§ REQUIREMENTS
In the listing below, count each line containing "özelliğin" and answer with the count only.

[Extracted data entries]
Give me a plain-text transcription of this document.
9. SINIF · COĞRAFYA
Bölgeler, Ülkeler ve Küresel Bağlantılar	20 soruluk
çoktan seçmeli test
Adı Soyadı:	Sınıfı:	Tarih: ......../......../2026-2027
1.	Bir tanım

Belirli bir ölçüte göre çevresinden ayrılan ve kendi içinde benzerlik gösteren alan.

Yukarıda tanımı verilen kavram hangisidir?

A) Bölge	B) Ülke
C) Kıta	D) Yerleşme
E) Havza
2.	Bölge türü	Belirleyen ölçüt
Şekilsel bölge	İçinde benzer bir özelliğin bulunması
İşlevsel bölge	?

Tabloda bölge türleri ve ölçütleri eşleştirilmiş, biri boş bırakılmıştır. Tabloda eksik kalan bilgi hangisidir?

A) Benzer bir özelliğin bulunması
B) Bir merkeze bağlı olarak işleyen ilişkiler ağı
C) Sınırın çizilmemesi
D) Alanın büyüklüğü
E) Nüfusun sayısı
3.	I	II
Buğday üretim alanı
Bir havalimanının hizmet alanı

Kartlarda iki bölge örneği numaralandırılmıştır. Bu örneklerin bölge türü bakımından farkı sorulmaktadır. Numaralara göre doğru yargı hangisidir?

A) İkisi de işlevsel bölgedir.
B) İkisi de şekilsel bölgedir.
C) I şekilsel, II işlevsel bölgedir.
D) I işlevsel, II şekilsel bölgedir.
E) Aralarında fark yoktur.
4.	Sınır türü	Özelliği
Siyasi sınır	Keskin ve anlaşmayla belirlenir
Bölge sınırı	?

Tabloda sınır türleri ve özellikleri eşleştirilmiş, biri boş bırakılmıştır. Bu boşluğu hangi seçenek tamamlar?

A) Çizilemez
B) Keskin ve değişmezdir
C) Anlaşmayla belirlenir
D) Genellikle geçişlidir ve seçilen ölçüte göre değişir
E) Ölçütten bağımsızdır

§ SOLVED EXERCISE
2